▶ INSTRUCTIONS FOR THE TASK: Repeat each line of the material exactly.

▶ SUPPLIED MATERIAL:
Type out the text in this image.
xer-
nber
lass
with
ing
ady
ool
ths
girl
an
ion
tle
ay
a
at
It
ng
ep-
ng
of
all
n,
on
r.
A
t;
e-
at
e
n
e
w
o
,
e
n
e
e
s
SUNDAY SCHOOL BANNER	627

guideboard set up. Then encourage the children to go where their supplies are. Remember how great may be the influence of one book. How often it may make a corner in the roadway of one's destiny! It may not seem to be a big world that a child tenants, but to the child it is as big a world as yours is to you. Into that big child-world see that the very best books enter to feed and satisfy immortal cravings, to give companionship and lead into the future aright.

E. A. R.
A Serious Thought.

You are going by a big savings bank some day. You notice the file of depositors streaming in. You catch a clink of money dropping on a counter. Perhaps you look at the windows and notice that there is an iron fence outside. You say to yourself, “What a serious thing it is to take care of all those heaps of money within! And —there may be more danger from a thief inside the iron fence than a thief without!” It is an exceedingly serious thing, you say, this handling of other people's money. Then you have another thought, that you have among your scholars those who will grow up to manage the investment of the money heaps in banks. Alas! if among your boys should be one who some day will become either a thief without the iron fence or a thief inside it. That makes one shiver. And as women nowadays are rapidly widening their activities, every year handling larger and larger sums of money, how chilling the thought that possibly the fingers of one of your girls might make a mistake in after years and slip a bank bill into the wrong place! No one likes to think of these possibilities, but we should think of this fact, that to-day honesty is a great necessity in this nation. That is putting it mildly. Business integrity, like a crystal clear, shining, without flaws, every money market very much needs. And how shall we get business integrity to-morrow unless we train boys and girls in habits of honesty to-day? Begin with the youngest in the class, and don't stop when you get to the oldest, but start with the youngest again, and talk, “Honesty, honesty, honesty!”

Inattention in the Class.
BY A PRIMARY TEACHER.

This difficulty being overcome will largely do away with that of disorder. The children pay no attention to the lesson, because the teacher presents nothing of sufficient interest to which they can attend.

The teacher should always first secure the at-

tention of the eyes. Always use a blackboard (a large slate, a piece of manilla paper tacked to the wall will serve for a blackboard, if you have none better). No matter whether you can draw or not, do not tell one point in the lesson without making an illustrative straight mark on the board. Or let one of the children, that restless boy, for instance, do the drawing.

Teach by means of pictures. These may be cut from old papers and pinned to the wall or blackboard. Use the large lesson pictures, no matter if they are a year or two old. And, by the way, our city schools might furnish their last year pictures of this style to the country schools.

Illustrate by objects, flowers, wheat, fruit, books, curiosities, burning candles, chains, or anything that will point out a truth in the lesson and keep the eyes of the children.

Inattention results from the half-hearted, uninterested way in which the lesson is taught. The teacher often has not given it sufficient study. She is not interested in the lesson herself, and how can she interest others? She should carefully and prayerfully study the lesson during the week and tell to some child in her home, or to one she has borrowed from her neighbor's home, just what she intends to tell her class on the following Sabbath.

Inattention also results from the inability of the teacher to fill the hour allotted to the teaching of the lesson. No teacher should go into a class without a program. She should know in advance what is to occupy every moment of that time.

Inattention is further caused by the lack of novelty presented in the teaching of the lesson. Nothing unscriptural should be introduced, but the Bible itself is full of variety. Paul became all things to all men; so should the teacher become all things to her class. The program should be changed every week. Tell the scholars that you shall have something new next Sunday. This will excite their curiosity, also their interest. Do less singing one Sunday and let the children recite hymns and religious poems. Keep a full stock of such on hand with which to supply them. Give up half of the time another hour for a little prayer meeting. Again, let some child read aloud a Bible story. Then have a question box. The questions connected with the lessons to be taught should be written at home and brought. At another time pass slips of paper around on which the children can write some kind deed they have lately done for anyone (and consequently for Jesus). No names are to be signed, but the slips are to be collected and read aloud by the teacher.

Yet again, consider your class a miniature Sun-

▶ RESULT OF THE TASK:
Type out the text in this image.
xer-
nber
lass
with
ing
ady
ool
ths
girl
an
ion
tle
ay
a
at
It
ng
ep-
ng
of
all
n,
on
r.
A
t;
e-
at
e
n
e
w
o
,
e
n
e
e
s
SUNDAY SCHOOL BANNER	627

guideboard set up. Then encourage the children to go where their supplies are. Remember how great may be the influence of one book. How often it may make a corner in the roadway of one's destiny! It may not seem to be a big world that a child tenants, but to the child it is as big a world as yours is to you. Into that big child-world see that the very best books enter to feed and satisfy immortal cravings, to give companionship and lead into the future aright.

E. A. R.
A Serious Thought.

You are going by a big savings bank some day. You notice the file of depositors streaming in. You catch a clink of money dropping on a counter. Perhaps you look at the windows and notice that there is an iron fence outside. You say to yourself, “What a serious thing it is to take care of all those heaps of money within! And —there may be more danger from a thief inside the iron fence than a thief without!” It is an exceedingly serious thing, you say, this handling of other people's money. Then you have another thought, that you have among your scholars those who will grow up to manage the investment of the money heaps in banks. Alas! if among your boys should be one who some day will become either a thief without the iron fence or a thief inside it. That makes one shiver. And as women nowadays are rapidly widening their activities, every year handling larger and larger sums of money, how chilling the thought that possibly the fingers of one of your girls might make a mistake in after years and slip a bank bill into the wrong place! No one likes to think of these possibilities, but we should think of this fact, that to-day honesty is a great necessity in this nation. That is putting it mildly. Business integrity, like a crystal clear, shining, without flaws, every money market very much needs. And how shall we get business integrity to-morrow unless we train boys and girls in habits of honesty to-day? Begin with the youngest in the class, and don't stop when you get to the oldest, but start with the youngest again, and talk, “Honesty, honesty, honesty!”

Inattention in the Class.
BY A PRIMARY TEACHER.

This difficulty being overcome will largely do away with that of disorder. The children pay no attention to the lesson, because the teacher presents nothing of sufficient interest to which they can attend.

The teacher should always first secure the at-

tention of the eyes. Always use a blackboard (a large slate, a piece of manilla paper tacked to the wall will serve for a blackboard, if you have none better). No matter whether you can draw or not, do not tell one point in the lesson without making an illustrative straight mark on the board. Or let one of the children, that restless boy, for instance, do the drawing.

Teach by means of pictures. These may be cut from old papers and pinned to the wall or blackboard. Use the large lesson pictures, no matter if they are a year or two old. And, by the way, our city schools might furnish their last year pictures of this style to the country schools.

Illustrate by objects, flowers, wheat, fruit, books, curiosities, burning candles, chains, or anything that will point out a truth in the lesson and keep the eyes of the children.

Inattention results from the half-hearted, uninterested way in which the lesson is taught. The teacher often has not given it sufficient study. She is not interested in the lesson herself, and how can she interest others? She should carefully and prayerfully study the lesson during the week and tell to some child in her home, or to one she has borrowed from her neighbor's home, just what she intends to tell her class on the following Sabbath.

Inattention also results from the inability of the teacher to fill the hour allotted to the teaching of the lesson. No teacher should go into a class without a program. She should know in advance what is to occupy every moment of that time.

Inattention is further caused by the lack of novelty presented in the teaching of the lesson. Nothing unscriptural should be introduced, but the Bible itself is full of variety. Paul became all things to all men; so should the teacher become all things to her class. The program should be changed every week. Tell the scholars that you shall have something new next Sunday. This will excite their curiosity, also their interest. Do less singing one Sunday and let the children recite hymns and religious poems. Keep a full stock of such on hand with which to supply them. Give up half of the time another hour for a little prayer meeting. Again, let some child read aloud a Bible story. Then have a question box. The questions connected with the lessons to be taught should be written at home and brought. At another time pass slips of paper around on which the children can write some kind deed they have lately done for anyone (and consequently for Jesus). No names are to be signed, but the slips are to be collected and read aloud by the teacher.

Yet again, consider your class a miniature Sun-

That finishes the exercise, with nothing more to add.